» Set exercise
Report the count of lines holding "себе" in the records, with no other words.

» Supplied records
▽

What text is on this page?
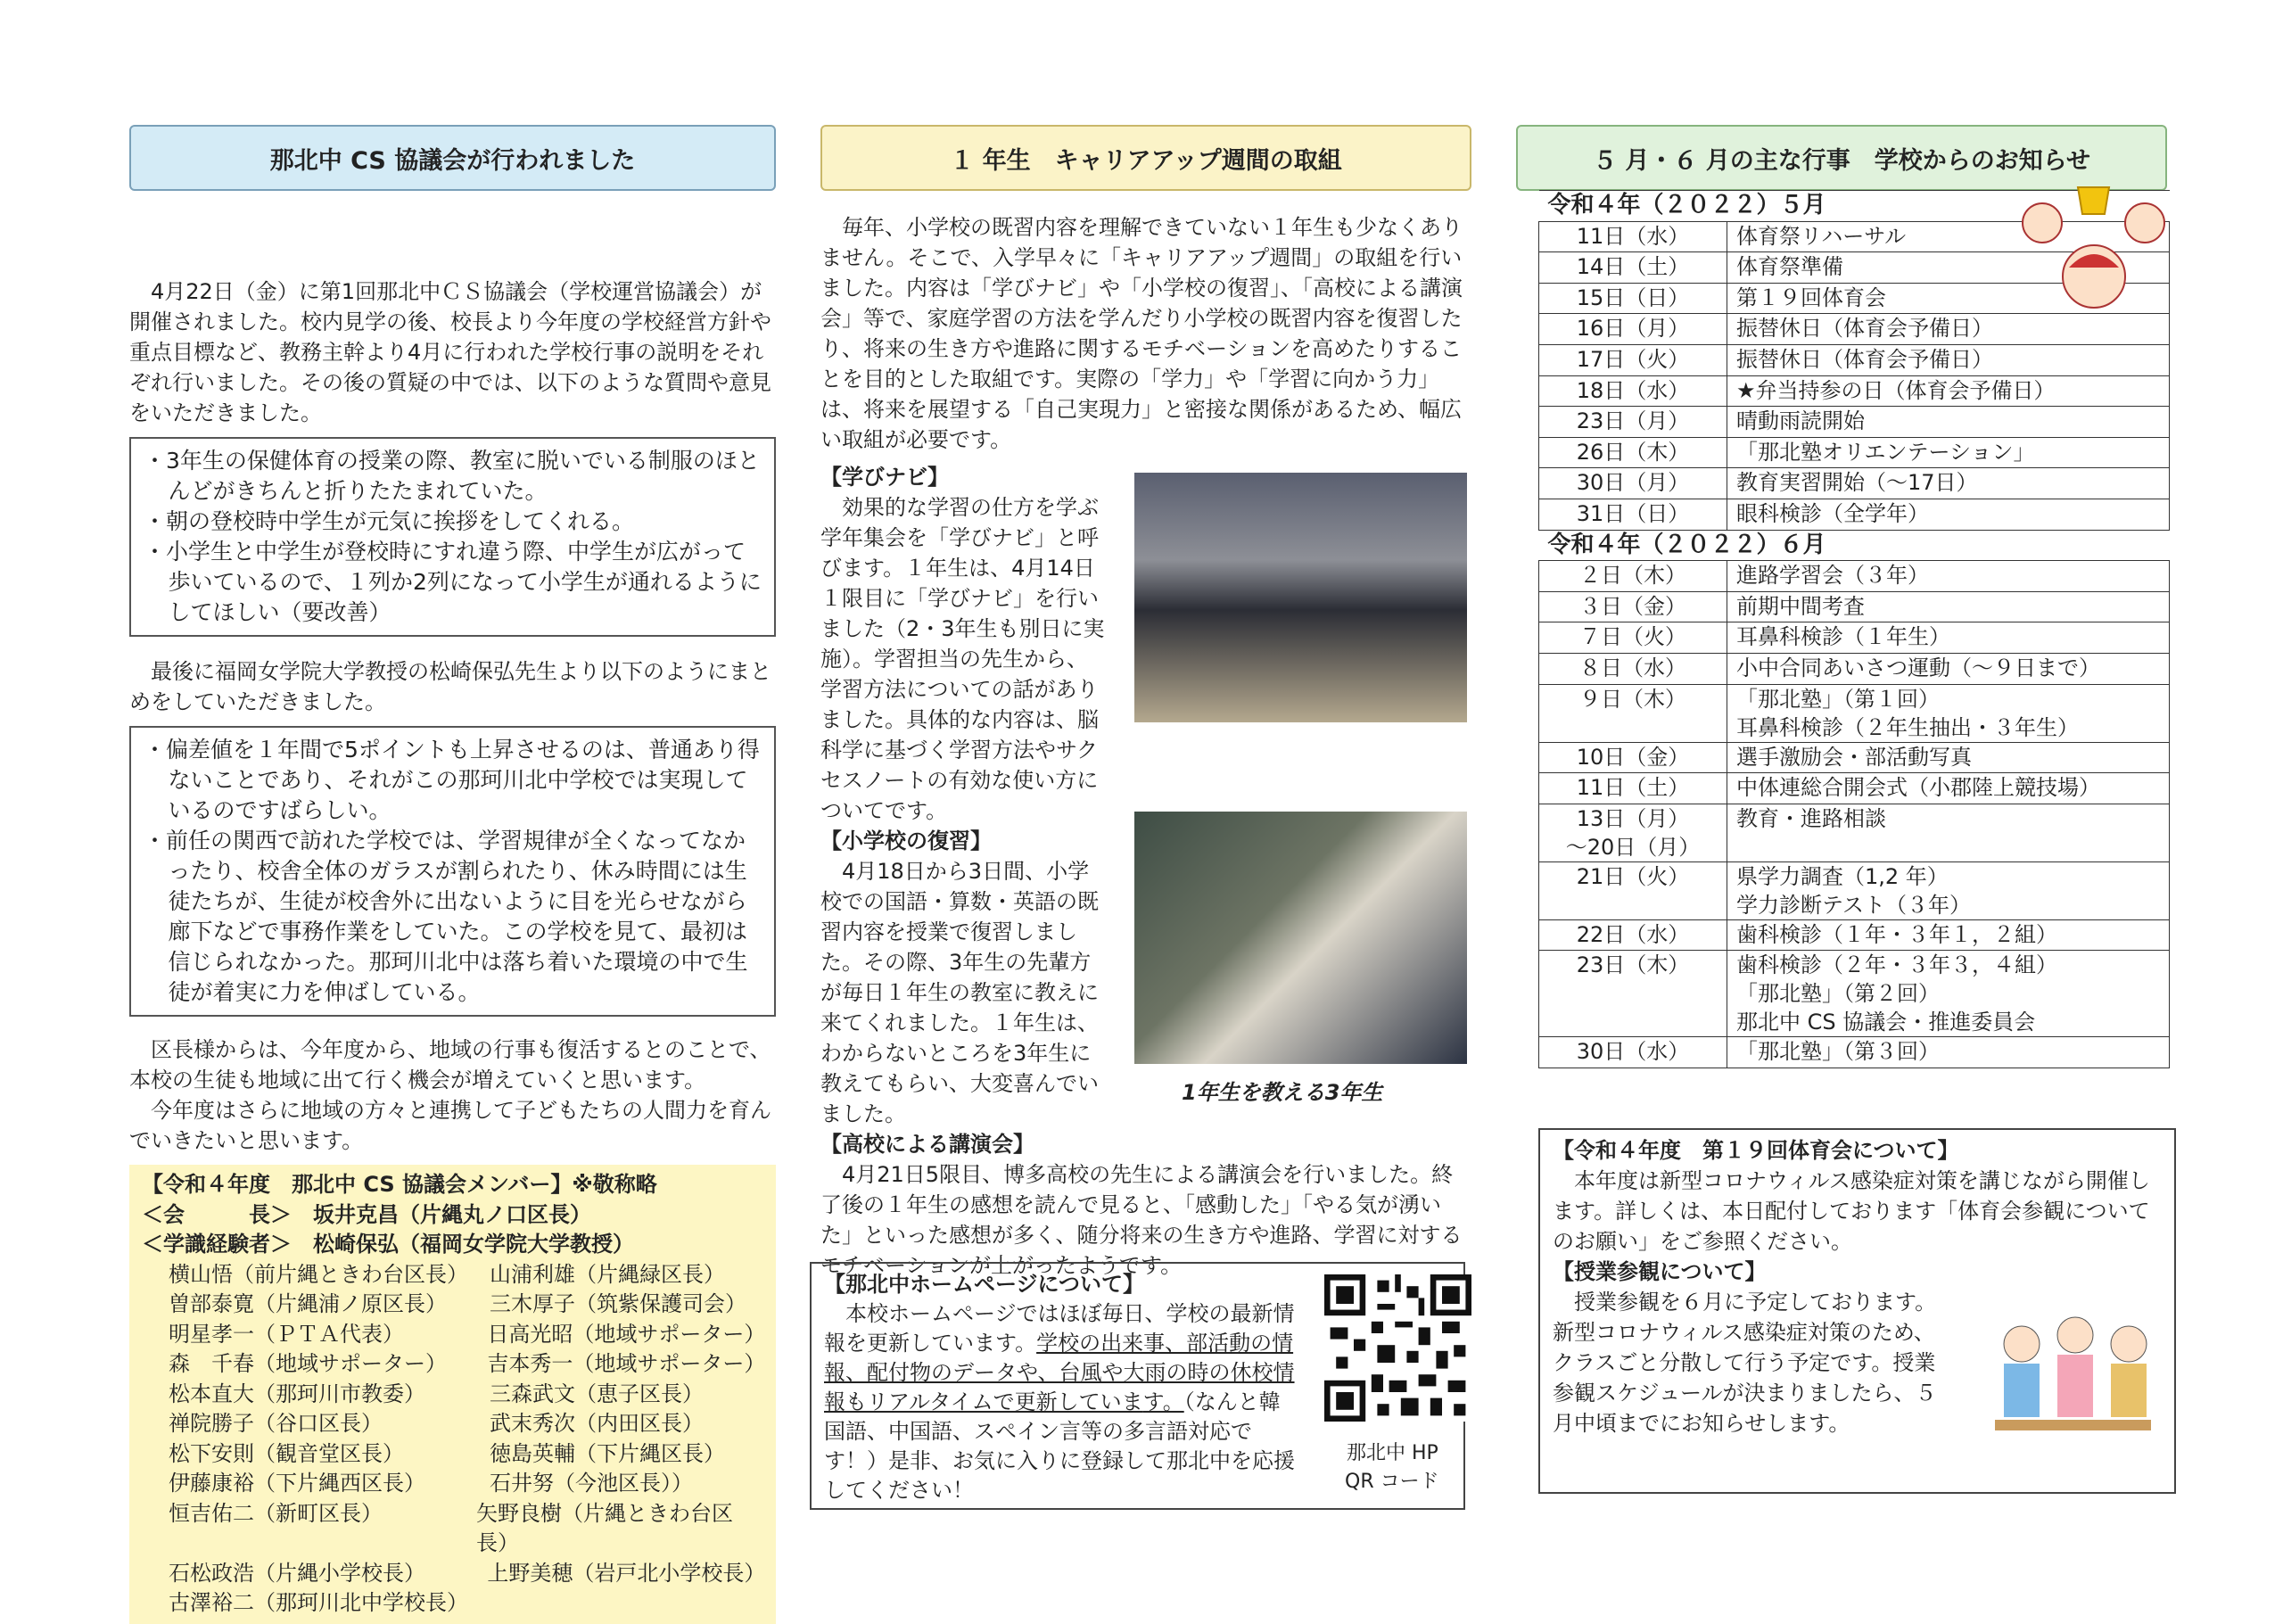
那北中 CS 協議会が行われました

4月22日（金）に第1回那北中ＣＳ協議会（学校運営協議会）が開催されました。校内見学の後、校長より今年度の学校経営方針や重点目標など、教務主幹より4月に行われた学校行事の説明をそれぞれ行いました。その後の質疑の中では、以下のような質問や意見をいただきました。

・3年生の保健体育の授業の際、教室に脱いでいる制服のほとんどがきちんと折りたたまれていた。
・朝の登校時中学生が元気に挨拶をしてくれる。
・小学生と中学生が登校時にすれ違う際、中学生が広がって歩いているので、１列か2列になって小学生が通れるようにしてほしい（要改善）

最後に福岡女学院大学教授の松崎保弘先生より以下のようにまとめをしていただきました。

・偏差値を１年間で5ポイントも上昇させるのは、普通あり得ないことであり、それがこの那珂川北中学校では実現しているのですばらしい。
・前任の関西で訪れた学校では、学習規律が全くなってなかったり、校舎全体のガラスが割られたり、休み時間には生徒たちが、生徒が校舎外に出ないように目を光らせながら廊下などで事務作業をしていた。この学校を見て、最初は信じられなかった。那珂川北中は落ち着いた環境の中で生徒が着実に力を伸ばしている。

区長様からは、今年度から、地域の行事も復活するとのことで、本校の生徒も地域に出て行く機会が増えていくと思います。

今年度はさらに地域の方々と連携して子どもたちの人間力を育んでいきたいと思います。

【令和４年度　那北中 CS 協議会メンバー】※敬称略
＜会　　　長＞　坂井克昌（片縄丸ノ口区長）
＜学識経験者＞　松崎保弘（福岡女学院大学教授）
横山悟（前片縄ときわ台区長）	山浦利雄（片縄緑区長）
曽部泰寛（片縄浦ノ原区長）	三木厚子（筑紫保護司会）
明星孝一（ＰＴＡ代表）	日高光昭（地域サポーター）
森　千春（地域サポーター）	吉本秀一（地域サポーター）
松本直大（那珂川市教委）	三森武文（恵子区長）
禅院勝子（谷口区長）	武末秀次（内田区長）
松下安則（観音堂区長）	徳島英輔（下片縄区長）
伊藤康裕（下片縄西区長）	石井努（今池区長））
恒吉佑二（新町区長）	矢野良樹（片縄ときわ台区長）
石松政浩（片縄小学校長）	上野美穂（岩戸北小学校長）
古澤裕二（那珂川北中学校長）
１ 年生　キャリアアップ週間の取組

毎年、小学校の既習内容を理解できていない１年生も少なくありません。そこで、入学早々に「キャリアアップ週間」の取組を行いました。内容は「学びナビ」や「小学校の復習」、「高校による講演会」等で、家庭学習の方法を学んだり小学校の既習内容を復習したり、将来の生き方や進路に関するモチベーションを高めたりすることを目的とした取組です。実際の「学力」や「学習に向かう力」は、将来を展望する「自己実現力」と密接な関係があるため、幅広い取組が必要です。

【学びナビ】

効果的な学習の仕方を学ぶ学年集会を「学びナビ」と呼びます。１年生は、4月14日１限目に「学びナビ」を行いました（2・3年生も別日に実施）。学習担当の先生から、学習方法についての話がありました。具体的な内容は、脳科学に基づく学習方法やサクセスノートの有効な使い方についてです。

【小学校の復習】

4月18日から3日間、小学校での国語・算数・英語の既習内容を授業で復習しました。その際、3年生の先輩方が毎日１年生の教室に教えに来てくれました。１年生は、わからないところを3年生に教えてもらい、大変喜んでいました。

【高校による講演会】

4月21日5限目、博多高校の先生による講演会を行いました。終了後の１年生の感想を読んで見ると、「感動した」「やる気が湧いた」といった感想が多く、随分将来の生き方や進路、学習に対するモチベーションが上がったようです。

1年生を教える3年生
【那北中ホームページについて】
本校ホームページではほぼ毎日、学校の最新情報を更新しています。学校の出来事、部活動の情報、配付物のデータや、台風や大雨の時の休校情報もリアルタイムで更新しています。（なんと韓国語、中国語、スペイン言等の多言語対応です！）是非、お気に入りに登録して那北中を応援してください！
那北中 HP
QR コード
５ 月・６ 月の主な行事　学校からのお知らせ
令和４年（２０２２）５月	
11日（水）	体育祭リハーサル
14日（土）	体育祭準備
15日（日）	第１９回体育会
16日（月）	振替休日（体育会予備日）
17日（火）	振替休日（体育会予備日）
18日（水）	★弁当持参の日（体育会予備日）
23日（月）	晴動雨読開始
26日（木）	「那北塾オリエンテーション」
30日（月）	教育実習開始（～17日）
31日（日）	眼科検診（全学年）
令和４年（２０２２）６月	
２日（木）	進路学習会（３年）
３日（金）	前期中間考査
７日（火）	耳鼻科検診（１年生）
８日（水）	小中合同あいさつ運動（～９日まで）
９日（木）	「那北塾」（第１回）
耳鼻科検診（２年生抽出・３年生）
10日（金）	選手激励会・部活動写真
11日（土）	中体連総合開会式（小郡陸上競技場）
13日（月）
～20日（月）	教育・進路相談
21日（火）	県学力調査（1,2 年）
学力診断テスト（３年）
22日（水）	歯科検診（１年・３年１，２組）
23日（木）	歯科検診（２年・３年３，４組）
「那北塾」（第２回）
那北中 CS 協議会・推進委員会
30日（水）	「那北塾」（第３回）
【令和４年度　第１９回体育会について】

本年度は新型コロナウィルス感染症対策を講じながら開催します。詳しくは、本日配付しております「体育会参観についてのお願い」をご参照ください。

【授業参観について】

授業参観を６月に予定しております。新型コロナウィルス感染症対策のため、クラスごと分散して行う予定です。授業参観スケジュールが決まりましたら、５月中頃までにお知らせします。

△
▽

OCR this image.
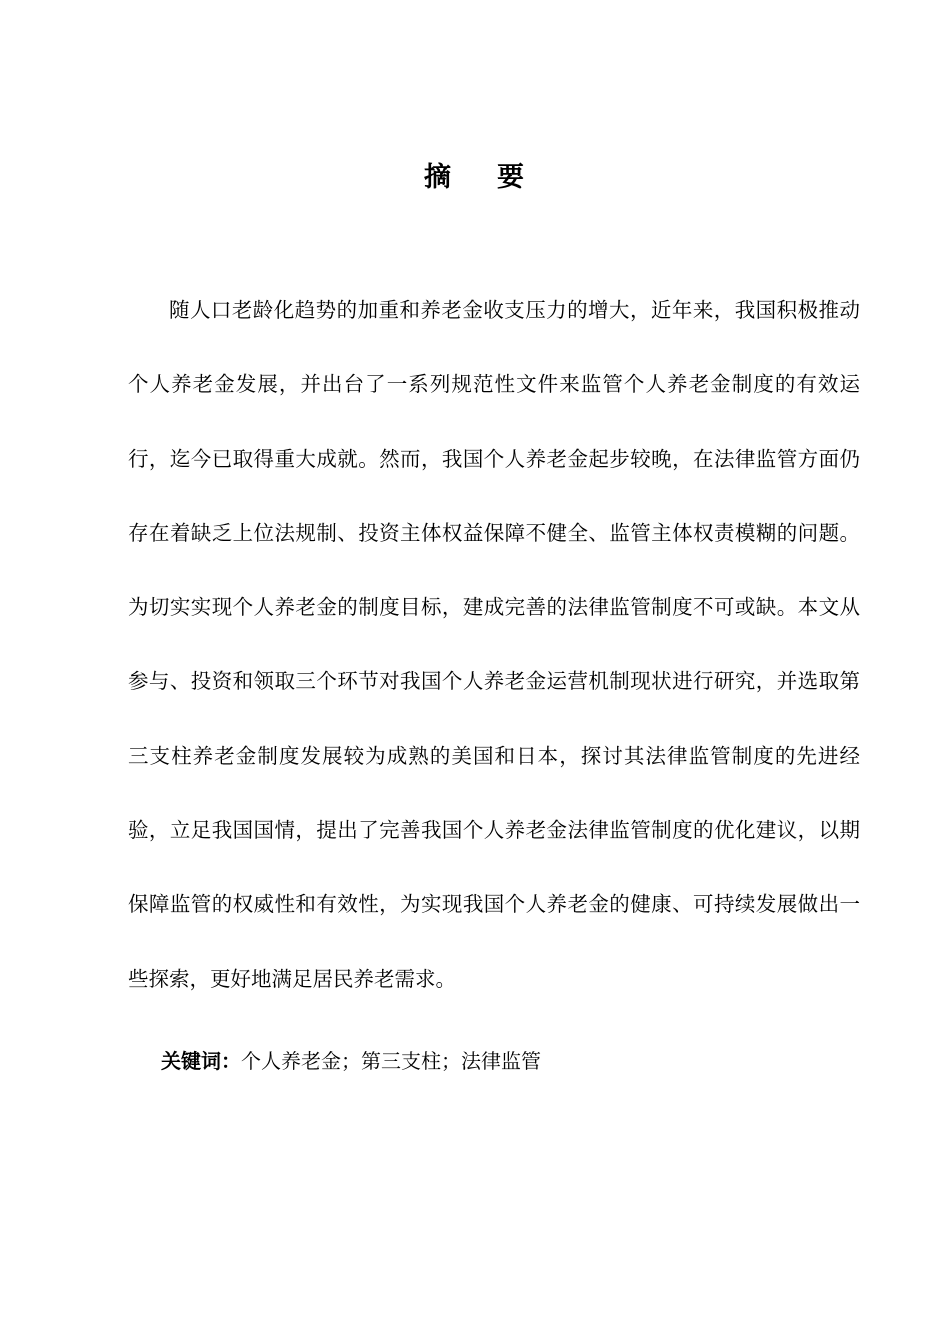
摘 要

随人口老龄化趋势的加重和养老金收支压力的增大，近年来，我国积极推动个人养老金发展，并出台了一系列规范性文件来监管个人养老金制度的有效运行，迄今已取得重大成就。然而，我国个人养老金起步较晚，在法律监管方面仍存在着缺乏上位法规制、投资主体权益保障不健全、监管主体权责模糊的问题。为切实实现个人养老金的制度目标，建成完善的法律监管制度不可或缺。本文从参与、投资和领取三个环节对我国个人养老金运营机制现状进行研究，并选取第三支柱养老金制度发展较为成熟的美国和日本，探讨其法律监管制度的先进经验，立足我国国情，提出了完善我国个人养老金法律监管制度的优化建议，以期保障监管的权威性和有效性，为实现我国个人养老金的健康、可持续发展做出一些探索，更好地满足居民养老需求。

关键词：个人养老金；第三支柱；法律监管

△
▽

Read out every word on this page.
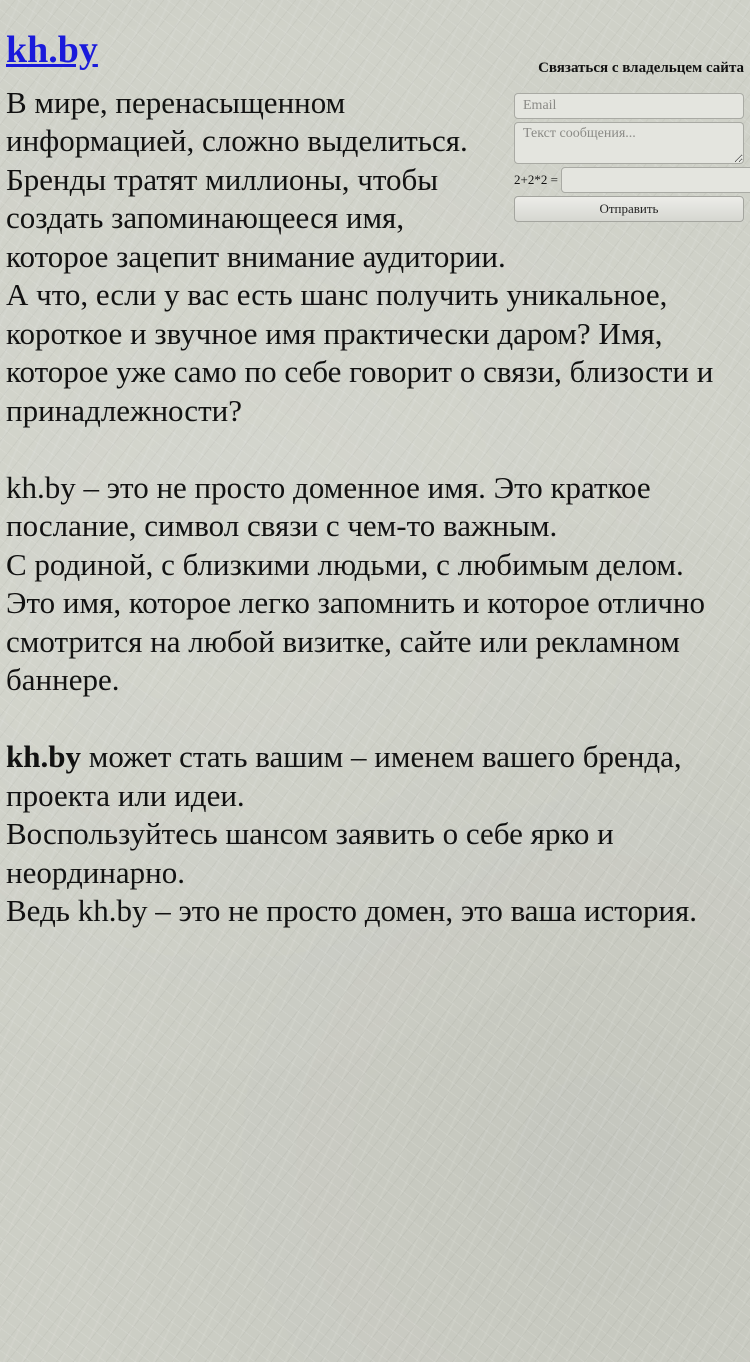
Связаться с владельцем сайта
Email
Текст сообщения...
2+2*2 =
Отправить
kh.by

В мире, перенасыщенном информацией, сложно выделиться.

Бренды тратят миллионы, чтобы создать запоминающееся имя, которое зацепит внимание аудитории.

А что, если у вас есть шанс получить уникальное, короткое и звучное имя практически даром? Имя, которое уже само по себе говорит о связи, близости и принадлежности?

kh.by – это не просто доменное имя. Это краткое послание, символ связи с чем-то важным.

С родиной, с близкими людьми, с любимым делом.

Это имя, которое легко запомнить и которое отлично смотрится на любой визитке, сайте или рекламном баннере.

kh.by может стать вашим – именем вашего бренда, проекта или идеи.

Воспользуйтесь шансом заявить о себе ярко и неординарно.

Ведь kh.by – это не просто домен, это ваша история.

△

» Written response
2